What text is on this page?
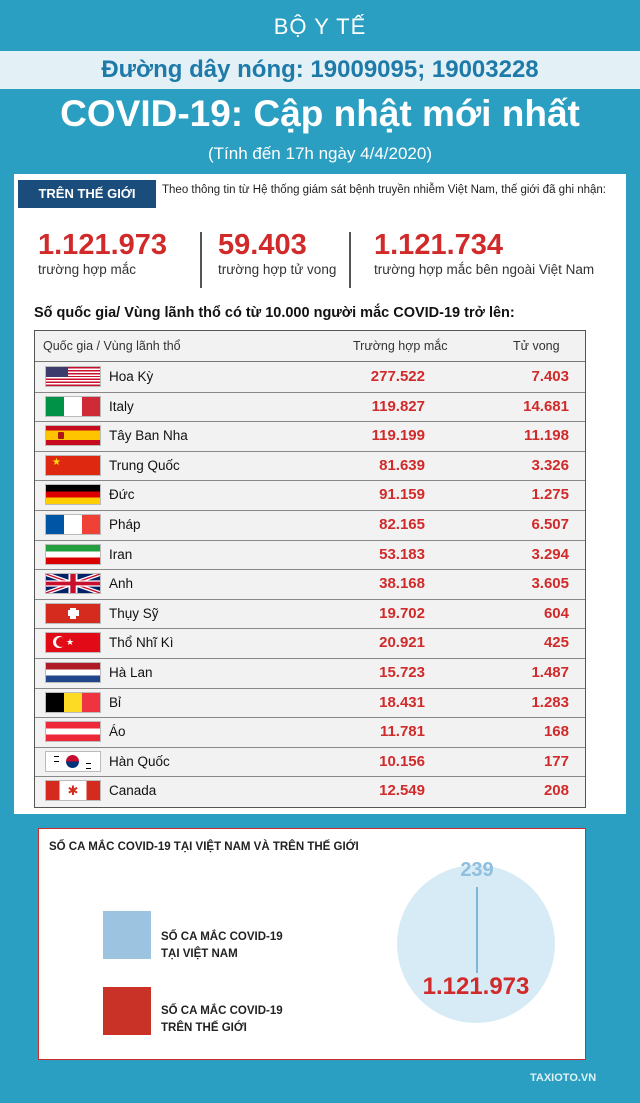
BỘ Y TẾ
Đường dây nóng: 19009095; 19003228
COVID-19: Cập nhật mới nhất
(Tính đến 17h ngày 4/4/2020)
TRÊN THẾ GIỚI	Theo thông tin từ Hệ thống giám sát bệnh truyền nhiễm Việt Nam, thế giới đã ghi nhận:
1.121.973
trường hợp mắc
59.403
trường hợp tử vong
1.121.734
trường hợp mắc bên ngoài Việt Nam
Số quốc gia/ Vùng lãnh thổ có từ 10.000 người mắc COVID-19 trở lên:
Quốc gia / Vùng lãnh thổ	Trường hợp mắc	Tử vong
Hoa Kỳ	277.522	7.403
Italy	119.827	14.681
Tây Ban Nha	119.199	11.198
★	Trung Quốc	81.639	3.326
Đức	91.159	1.275
Pháp	82.165	6.507
Iran	53.183	3.294
Anh	38.168	3.605
Thụy Sỹ	19.702	604
★	Thổ Nhĩ Kì	20.921	425
Hà Lan	15.723	1.487
Bỉ	18.431	1.283
Áo	11.781	168
Hàn Quốc	10.156	177
✱ Canada	12.549	208
SỐ CA MẮC COVID-19 TẠI VIỆT NAM VÀ TRÊN THẾ GIỚI
SỐ CA MẮC COVID-19
TẠI VIỆT NAM
SỐ CA MẮC COVID-19
TRÊN THẾ GIỚI
239
1.121.973
TAXIOTO.VN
---
◆ **Exercise brief**:
Reproduce each line of the records exactly, and omit every picture.

◆ **Final answer**:
What text is on this page?
BỘ Y TẾ
Đường dây nóng: 19009095; 19003228
COVID-19: Cập nhật mới nhất
(Tính đến 17h ngày 4/4/2020)
TRÊN THẾ GIỚI	Theo thông tin từ Hệ thống giám sát bệnh truyền nhiễm Việt Nam, thế giới đã ghi nhận:
1.121.973
trường hợp mắc
59.403
trường hợp tử vong
1.121.734
trường hợp mắc bên ngoài Việt Nam
Số quốc gia/ Vùng lãnh thổ có từ 10.000 người mắc COVID-19 trở lên:
Quốc gia / Vùng lãnh thổ	Trường hợp mắc	Tử vong
Hoa Kỳ	277.522	7.403
Italy	119.827	14.681
Tây Ban Nha	119.199	11.198
★	Trung Quốc	81.639	3.326
Đức	91.159	1.275
Pháp	82.165	6.507
Iran	53.183	3.294
Anh	38.168	3.605
Thụy Sỹ	19.702	604
★	Thổ Nhĩ Kì	20.921	425
Hà Lan	15.723	1.487
Bỉ	18.431	1.283
Áo	11.781	168
Hàn Quốc	10.156	177
✱ Canada	12.549	208
SỐ CA MẮC COVID-19 TẠI VIỆT NAM VÀ TRÊN THẾ GIỚI
SỐ CA MẮC COVID-19
TẠI VIỆT NAM
SỐ CA MẮC COVID-19
TRÊN THẾ GIỚI
239
1.121.973
TAXIOTO.VN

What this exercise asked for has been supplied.